**What the exercise asks:** Below are the records; collect from them each line containing the string "ignorez".

-------- Given data

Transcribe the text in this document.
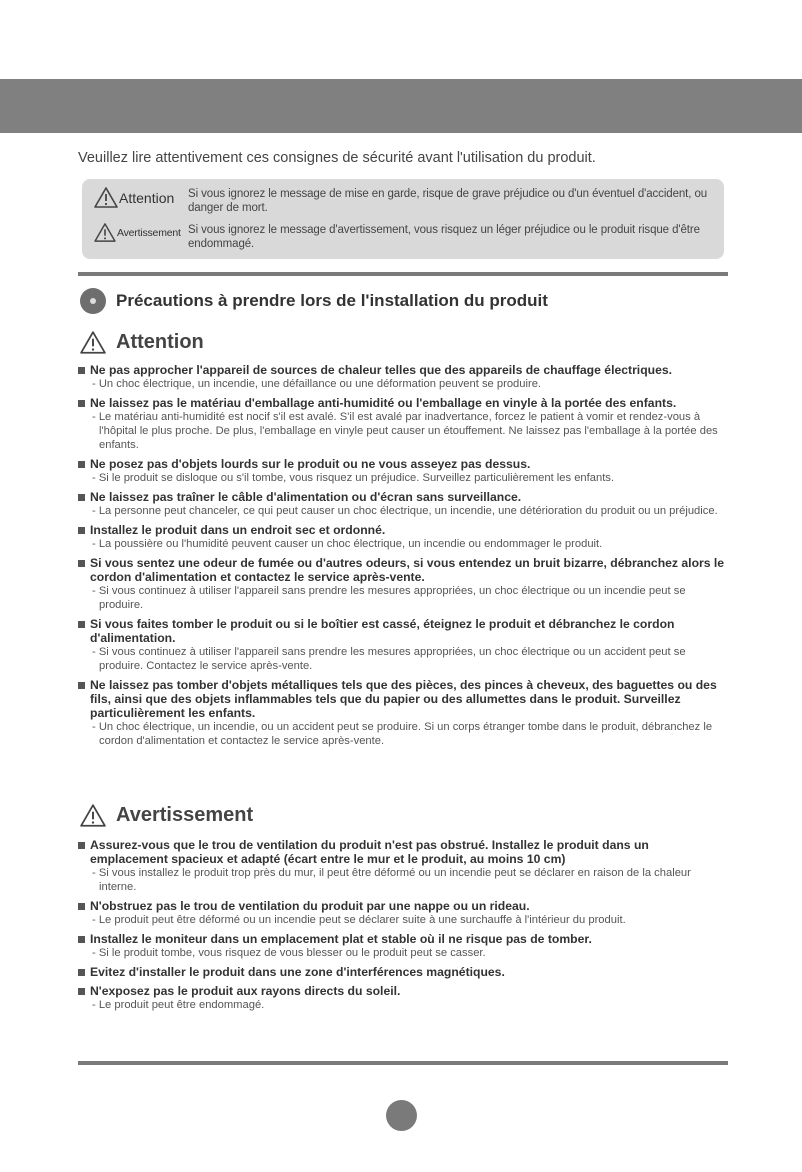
Veuillez lire attentivement ces consignes de sécurité avant l'utilisation du produit.
Attention Si vous ignorez le message de mise en garde, risque de grave préjudice ou d'un éventuel d'accident, ou danger de mort.
Avertissement Si vous ignorez le message d'avertissement, vous risquez un léger préjudice ou le produit risque d'être endommagé.
Précautions à prendre lors de l'installation du produit
Attention
Ne pas approcher l'appareil de sources de chaleur telles que des appareils de chauffage électriques.
- Un choc électrique, un incendie, une défaillance ou une déformation peuvent se produire.
Ne laissez pas le matériau d'emballage anti-humidité ou l'emballage en vinyle à la portée des enfants.
- Le matériau anti-humidité est nocif s'il est avalé. S'il est avalé par inadvertance, forcez le patient à vomir et rendez-vous à l'hôpital le plus proche. De plus, l'emballage en vinyle peut causer un étouffement. Ne laissez pas l'emballage à la portée des enfants.
Ne posez pas d'objets lourds sur le produit ou ne vous asseyez pas dessus.
- Si le produit se disloque ou s'il tombe, vous risquez un préjudice. Surveillez particulièrement les enfants.
Ne laissez pas traîner le câble d'alimentation ou d'écran sans surveillance.
- La personne peut chanceler, ce qui peut causer un choc électrique, un incendie, une détérioration du produit ou un préjudice.
Installez le produit dans un endroit sec et ordonné.
- La poussière ou l'humidité peuvent causer un choc électrique, un incendie ou endommager le produit.
Si vous sentez une odeur de fumée ou d'autres odeurs, si vous entendez un bruit bizarre, débranchez alors le cordon d'alimentation et contactez le service après-vente.
- Si vous continuez à utiliser l'appareil sans prendre les mesures appropriées, un choc électrique ou un incendie peut se produire.
Si vous faites tomber le produit ou si le boîtier est cassé, éteignez le produit et débranchez le cordon d'alimentation.
- Si vous continuez à utiliser l'appareil sans prendre les mesures appropriées, un choc électrique ou un accident peut se produire. Contactez le service après-vente.
Ne laissez pas tomber d'objets métalliques tels que des pièces, des pinces à cheveux, des baguettes ou des fils, ainsi que des objets inflammables tels que du papier ou des allumettes dans le produit. Surveillez particulièrement les enfants.
- Un choc électrique, un incendie, ou un accident peut se produire. Si un corps étranger tombe dans le produit, débranchez le cordon d'alimentation et contactez le service après-vente.
Avertissement
Assurez-vous que le trou de ventilation du produit n'est pas obstrué. Installez le produit dans un emplacement spacieux et adapté (écart entre le mur et le produit, au moins 10 cm)
- Si vous installez le produit trop près du mur, il peut être déformé ou un incendie peut se déclarer en raison de la chaleur interne.
N'obstruez pas le trou de ventilation du produit par une nappe ou un rideau.
- Le produit peut être déformé ou un incendie peut se déclarer suite à une surchauffe à l'intérieur du produit.
Installez le moniteur dans un emplacement plat et stable où il ne risque pas de tomber.
- Si le produit tombe, vous risquez de vous blesser ou le produit peut se casser.
Evitez d'installer le produit dans une zone d'interférences magnétiques.
N'exposez pas le produit aux rayons directs du soleil.
- Le produit peut être endommagé.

----------------

**Answer to this problem:**
Attention Si vous ignorez le message de mise en garde, risque de grave préjudice ou d'un éventuel d'accident, ou danger de mort.
Avertissement Si vous ignorez le message d'avertissement, vous risquez un léger préjudice ou le produit risque d'être endommagé.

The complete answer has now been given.